Every record must be written out once more, with nothing added or omitted.

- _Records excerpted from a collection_
***

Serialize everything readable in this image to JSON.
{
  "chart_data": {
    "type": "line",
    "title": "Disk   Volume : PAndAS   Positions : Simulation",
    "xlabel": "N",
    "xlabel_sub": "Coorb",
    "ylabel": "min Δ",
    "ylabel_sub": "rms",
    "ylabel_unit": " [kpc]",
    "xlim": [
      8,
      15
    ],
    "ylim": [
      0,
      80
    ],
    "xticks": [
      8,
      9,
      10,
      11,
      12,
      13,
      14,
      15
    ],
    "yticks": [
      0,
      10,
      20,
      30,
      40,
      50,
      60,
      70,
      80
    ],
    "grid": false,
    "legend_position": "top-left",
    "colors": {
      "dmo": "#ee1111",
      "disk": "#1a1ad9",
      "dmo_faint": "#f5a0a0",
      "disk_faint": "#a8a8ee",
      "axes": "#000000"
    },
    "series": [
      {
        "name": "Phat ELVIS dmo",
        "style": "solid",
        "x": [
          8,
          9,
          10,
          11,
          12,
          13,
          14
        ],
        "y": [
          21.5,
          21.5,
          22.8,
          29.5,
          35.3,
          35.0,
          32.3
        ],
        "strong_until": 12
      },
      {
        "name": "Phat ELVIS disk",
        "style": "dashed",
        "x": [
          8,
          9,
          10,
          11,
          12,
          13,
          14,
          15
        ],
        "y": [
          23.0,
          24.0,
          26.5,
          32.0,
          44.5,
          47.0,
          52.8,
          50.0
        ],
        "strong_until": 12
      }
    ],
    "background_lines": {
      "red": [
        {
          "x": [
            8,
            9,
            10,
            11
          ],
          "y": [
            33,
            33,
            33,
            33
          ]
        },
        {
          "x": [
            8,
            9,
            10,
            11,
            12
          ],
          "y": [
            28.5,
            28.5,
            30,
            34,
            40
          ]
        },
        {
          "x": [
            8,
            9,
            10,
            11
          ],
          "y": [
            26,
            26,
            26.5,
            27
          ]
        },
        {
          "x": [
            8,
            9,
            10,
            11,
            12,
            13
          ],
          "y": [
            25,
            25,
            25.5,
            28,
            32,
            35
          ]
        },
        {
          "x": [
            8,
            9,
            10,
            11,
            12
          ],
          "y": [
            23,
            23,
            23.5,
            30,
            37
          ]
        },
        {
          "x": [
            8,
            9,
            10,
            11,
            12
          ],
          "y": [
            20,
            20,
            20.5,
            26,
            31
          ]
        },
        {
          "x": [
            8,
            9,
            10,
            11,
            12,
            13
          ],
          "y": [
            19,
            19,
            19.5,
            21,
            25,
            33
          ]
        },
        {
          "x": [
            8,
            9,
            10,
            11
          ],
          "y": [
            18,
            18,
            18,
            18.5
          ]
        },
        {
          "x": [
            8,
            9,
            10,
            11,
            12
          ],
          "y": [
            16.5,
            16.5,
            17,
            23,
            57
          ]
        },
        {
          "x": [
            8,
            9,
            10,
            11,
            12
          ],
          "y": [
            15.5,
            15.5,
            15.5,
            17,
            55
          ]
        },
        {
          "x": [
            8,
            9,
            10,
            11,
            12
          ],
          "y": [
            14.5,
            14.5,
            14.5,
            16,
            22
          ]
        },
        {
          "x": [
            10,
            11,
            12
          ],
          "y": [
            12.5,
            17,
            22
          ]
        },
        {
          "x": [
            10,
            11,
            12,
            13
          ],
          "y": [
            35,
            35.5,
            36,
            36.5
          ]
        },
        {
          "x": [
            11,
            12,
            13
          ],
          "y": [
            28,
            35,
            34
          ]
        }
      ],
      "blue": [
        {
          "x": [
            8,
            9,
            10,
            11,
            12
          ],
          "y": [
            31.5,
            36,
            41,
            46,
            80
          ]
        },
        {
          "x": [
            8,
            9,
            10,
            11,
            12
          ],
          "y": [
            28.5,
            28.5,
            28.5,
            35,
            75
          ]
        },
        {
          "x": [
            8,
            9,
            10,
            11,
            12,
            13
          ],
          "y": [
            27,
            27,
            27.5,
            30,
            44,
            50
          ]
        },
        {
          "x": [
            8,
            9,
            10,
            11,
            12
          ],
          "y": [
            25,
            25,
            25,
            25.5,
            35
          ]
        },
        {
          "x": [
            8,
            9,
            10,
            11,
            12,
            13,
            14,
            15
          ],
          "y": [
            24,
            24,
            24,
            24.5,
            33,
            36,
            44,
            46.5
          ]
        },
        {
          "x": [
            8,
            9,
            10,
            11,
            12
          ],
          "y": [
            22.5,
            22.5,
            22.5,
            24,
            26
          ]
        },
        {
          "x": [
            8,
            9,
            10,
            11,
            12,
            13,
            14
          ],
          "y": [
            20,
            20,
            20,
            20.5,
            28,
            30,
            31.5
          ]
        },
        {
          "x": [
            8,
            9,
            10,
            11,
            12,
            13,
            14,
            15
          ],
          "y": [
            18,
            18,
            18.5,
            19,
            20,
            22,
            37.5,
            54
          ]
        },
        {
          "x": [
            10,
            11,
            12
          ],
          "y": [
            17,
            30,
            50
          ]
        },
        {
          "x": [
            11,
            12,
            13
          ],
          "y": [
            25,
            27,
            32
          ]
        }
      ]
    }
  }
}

***

- _FULL OUTPUT_
Serialize everything readable in this image to JSON.
{
  "chart_data": {
    "type": "line",
    "title": "Disk   Volume : PAndAS   Positions : Simulation",
    "xlabel": "N",
    "xlabel_sub": "Coorb",
    "ylabel": "min Δ",
    "ylabel_sub": "rms",
    "ylabel_unit": " [kpc]",
    "xlim": [
      8,
      15
    ],
    "ylim": [
      0,
      80
    ],
    "xticks": [
      8,
      9,
      10,
      11,
      12,
      13,
      14,
      15
    ],
    "yticks": [
      0,
      10,
      20,
      30,
      40,
      50,
      60,
      70,
      80
    ],
    "grid": false,
    "legend_position": "top-left",
    "colors": {
      "dmo": "#ee1111",
      "disk": "#1a1ad9",
      "dmo_faint": "#f5a0a0",
      "disk_faint": "#a8a8ee",
      "axes": "#000000"
    },
    "series": [
      {
        "name": "Phat ELVIS dmo",
        "style": "solid",
        "x": [
          8,
          9,
          10,
          11,
          12,
          13,
          14
        ],
        "y": [
          21.5,
          21.5,
          22.8,
          29.5,
          35.3,
          35.0,
          32.3
        ],
        "strong_until": 12
      },
      {
        "name": "Phat ELVIS disk",
        "style": "dashed",
        "x": [
          8,
          9,
          10,
          11,
          12,
          13,
          14,
          15
        ],
        "y": [
          23.0,
          24.0,
          26.5,
          32.0,
          44.5,
          47.0,
          52.8,
          50.0
        ],
        "strong_until": 12
      }
    ],
    "background_lines": {
      "red": [
        {
          "x": [
            8,
            9,
            10,
            11
          ],
          "y": [
            33,
            33,
            33,
            33
          ]
        },
        {
          "x": [
            8,
            9,
            10,
            11,
            12
          ],
          "y": [
            28.5,
            28.5,
            30,
            34,
            40
          ]
        },
        {
          "x": [
            8,
            9,
            10,
            11
          ],
          "y": [
            26,
            26,
            26.5,
            27
          ]
        },
        {
          "x": [
            8,
            9,
            10,
            11,
            12,
            13
          ],
          "y": [
            25,
            25,
            25.5,
            28,
            32,
            35
          ]
        },
        {
          "x": [
            8,
            9,
            10,
            11,
            12
          ],
          "y": [
            23,
            23,
            23.5,
            30,
            37
          ]
        },
        {
          "x": [
            8,
            9,
            10,
            11,
            12
          ],
          "y": [
            20,
            20,
            20.5,
            26,
            31
          ]
        },
        {
          "x": [
            8,
            9,
            10,
            11,
            12,
            13
          ],
          "y": [
            19,
            19,
            19.5,
            21,
            25,
            33
          ]
        },
        {
          "x": [
            8,
            9,
            10,
            11
          ],
          "y": [
            18,
            18,
            18,
            18.5
          ]
        },
        {
          "x": [
            8,
            9,
            10,
            11,
            12
          ],
          "y": [
            16.5,
            16.5,
            17,
            23,
            57
          ]
        },
        {
          "x": [
            8,
            9,
            10,
            11,
            12
          ],
          "y": [
            15.5,
            15.5,
            15.5,
            17,
            55
          ]
        },
        {
          "x": [
            8,
            9,
            10,
            11,
            12
          ],
          "y": [
            14.5,
            14.5,
            14.5,
            16,
            22
          ]
        },
        {
          "x": [
            10,
            11,
            12
          ],
          "y": [
            12.5,
            17,
            22
          ]
        },
        {
          "x": [
            10,
            11,
            12,
            13
          ],
          "y": [
            35,
            35.5,
            36,
            36.5
          ]
        },
        {
          "x": [
            11,
            12,
            13
          ],
          "y": [
            28,
            35,
            34
          ]
        }
      ],
      "blue": [
        {
          "x": [
            8,
            9,
            10,
            11,
            12
          ],
          "y": [
            31.5,
            36,
            41,
            46,
            80
          ]
        },
        {
          "x": [
            8,
            9,
            10,
            11,
            12
          ],
          "y": [
            28.5,
            28.5,
            28.5,
            35,
            75
          ]
        },
        {
          "x": [
            8,
            9,
            10,
            11,
            12,
            13
          ],
          "y": [
            27,
            27,
            27.5,
            30,
            44,
            50
          ]
        },
        {
          "x": [
            8,
            9,
            10,
            11,
            12
          ],
          "y": [
            25,
            25,
            25,
            25.5,
            35
          ]
        },
        {
          "x": [
            8,
            9,
            10,
            11,
            12,
            13,
            14,
            15
          ],
          "y": [
            24,
            24,
            24,
            24.5,
            33,
            36,
            44,
            46.5
          ]
        },
        {
          "x": [
            8,
            9,
            10,
            11,
            12
          ],
          "y": [
            22.5,
            22.5,
            22.5,
            24,
            26
          ]
        },
        {
          "x": [
            8,
            9,
            10,
            11,
            12,
            13,
            14
          ],
          "y": [
            20,
            20,
            20,
            20.5,
            28,
            30,
            31.5
          ]
        },
        {
          "x": [
            8,
            9,
            10,
            11,
            12,
            13,
            14,
            15
          ],
          "y": [
            18,
            18,
            18.5,
            19,
            20,
            22,
            37.5,
            54
          ]
        },
        {
          "x": [
            10,
            11,
            12
          ],
          "y": [
            17,
            30,
            50
          ]
        },
        {
          "x": [
            11,
            12,
            13
          ],
          "y": [
            25,
            27,
            32
          ]
        }
      ]
    }
  }
}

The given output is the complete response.